··· Data to use

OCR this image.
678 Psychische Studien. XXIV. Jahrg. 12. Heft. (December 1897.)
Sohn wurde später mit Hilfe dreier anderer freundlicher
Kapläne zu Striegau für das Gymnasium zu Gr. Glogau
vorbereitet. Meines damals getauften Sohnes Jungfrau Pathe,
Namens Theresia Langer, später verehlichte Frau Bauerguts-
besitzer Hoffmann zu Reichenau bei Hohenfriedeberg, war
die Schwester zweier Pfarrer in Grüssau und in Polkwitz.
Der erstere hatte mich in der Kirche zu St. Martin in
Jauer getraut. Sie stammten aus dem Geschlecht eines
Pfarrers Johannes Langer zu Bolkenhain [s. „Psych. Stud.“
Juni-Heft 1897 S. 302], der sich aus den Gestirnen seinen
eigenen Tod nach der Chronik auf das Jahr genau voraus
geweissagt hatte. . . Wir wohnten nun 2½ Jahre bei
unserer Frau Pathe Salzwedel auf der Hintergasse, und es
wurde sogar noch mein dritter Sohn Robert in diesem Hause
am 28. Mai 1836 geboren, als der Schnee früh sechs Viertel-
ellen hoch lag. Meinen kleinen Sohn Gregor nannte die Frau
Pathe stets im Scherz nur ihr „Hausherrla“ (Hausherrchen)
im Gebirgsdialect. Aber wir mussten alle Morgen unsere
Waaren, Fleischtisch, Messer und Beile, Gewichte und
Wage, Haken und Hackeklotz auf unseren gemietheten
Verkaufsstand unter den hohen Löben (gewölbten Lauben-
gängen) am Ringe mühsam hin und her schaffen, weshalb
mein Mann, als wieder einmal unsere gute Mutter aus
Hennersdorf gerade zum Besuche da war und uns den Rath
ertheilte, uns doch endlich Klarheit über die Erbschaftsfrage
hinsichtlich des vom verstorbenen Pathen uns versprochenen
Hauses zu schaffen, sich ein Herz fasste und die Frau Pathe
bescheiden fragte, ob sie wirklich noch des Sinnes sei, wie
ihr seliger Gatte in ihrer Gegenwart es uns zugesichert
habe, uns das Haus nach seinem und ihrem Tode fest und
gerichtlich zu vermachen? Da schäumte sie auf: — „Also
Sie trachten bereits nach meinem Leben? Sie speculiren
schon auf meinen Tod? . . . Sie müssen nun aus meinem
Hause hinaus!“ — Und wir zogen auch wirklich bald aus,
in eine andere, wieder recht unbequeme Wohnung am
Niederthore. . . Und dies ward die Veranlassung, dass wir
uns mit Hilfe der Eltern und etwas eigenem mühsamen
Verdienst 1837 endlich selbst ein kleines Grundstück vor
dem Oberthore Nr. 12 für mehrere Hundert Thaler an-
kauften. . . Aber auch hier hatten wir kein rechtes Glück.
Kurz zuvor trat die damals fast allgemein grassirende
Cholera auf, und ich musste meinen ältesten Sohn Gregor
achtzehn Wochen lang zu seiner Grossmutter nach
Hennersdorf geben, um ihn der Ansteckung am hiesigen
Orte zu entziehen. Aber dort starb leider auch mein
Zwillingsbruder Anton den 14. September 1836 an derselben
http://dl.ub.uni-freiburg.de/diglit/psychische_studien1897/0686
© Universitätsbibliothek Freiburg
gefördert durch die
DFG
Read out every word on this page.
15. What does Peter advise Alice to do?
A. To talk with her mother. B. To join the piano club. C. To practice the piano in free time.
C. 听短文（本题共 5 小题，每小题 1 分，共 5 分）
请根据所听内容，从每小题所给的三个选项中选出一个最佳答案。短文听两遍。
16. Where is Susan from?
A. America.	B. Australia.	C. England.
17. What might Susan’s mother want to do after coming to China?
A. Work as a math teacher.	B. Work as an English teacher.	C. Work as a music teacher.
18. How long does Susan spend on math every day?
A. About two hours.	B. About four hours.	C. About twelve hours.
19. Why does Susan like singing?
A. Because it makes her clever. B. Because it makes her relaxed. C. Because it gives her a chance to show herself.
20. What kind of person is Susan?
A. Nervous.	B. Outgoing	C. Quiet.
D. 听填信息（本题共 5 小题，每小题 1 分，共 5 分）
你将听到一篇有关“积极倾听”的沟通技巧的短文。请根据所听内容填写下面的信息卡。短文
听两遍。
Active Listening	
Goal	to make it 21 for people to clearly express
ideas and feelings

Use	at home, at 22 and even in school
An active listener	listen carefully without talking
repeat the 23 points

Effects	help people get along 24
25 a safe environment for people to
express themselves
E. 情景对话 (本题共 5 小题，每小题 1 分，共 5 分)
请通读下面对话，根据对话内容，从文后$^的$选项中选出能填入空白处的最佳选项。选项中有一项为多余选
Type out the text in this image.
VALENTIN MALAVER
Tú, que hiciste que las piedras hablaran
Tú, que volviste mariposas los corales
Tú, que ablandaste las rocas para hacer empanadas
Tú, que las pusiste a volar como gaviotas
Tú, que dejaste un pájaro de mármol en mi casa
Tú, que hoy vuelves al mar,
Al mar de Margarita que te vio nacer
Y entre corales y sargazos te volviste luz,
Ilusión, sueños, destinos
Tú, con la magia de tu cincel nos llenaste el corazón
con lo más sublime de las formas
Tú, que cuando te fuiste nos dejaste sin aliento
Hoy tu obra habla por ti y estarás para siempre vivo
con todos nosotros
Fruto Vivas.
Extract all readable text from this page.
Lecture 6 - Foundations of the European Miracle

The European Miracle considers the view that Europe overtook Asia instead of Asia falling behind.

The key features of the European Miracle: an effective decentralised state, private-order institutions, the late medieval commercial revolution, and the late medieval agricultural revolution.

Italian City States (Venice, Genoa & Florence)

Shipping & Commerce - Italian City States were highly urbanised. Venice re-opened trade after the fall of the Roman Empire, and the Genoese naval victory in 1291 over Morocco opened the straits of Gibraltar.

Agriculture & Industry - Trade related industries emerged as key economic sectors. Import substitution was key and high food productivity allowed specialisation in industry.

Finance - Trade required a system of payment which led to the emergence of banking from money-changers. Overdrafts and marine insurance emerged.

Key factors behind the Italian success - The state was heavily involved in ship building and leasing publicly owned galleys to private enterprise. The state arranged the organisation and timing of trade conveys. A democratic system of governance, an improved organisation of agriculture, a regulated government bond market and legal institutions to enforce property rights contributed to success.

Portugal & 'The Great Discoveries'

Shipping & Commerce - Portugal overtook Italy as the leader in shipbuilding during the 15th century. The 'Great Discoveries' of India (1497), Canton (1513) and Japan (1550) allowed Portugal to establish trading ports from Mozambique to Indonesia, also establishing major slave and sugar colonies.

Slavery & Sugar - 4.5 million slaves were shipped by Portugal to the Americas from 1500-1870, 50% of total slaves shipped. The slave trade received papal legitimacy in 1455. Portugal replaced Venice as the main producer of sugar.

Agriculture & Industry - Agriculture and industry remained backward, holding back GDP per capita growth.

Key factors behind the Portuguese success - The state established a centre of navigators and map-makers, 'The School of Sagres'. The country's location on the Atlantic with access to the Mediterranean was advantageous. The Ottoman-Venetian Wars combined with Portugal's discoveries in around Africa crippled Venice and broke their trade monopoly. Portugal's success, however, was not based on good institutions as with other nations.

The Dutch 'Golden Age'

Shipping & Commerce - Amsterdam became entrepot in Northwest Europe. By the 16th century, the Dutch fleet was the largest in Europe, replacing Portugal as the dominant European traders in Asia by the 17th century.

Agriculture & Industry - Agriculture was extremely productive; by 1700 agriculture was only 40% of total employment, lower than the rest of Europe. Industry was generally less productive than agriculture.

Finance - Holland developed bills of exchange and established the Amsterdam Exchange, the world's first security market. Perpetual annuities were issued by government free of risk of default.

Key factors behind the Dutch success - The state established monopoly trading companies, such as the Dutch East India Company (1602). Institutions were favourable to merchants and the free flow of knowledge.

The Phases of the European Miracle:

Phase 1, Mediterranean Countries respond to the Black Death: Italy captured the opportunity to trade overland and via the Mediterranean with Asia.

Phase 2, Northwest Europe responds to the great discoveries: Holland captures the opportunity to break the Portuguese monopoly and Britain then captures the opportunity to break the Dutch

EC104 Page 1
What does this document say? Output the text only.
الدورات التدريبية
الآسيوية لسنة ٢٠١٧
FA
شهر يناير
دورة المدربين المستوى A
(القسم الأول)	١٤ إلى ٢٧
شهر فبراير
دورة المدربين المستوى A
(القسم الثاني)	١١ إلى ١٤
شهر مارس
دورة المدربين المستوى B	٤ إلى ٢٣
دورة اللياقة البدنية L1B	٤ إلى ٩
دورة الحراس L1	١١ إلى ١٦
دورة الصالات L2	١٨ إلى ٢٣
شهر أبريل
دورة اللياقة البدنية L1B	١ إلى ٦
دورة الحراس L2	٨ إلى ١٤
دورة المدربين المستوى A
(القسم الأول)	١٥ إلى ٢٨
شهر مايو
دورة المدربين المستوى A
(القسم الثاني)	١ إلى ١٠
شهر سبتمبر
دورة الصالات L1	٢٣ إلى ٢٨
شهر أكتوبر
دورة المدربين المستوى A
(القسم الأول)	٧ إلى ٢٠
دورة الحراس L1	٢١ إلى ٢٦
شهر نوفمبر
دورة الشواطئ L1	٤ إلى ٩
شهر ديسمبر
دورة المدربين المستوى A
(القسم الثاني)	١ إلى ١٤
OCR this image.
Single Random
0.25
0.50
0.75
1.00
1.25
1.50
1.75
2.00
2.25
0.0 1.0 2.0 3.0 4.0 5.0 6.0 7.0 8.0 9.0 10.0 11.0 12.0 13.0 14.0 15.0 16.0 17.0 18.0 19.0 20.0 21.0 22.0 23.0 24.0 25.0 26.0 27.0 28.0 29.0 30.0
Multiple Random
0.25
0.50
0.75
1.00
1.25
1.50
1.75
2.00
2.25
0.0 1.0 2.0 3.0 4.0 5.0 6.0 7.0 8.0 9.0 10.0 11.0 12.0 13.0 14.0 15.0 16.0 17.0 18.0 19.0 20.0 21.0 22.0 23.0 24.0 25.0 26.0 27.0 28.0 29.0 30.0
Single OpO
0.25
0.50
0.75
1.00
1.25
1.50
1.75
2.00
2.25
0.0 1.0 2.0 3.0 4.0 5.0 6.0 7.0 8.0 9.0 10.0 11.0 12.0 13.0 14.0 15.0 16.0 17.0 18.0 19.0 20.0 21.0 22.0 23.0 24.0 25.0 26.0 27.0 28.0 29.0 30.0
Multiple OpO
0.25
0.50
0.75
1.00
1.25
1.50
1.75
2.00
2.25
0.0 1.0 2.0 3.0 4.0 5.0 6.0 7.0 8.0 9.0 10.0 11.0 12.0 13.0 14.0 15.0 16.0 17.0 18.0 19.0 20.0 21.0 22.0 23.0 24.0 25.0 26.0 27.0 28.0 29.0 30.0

······

→ Exercise
Copy each line of the data above that holds "text".

→ Response below
Type out the text in this image.
Extract all readable text from this page.
What does this document say? Output the text only.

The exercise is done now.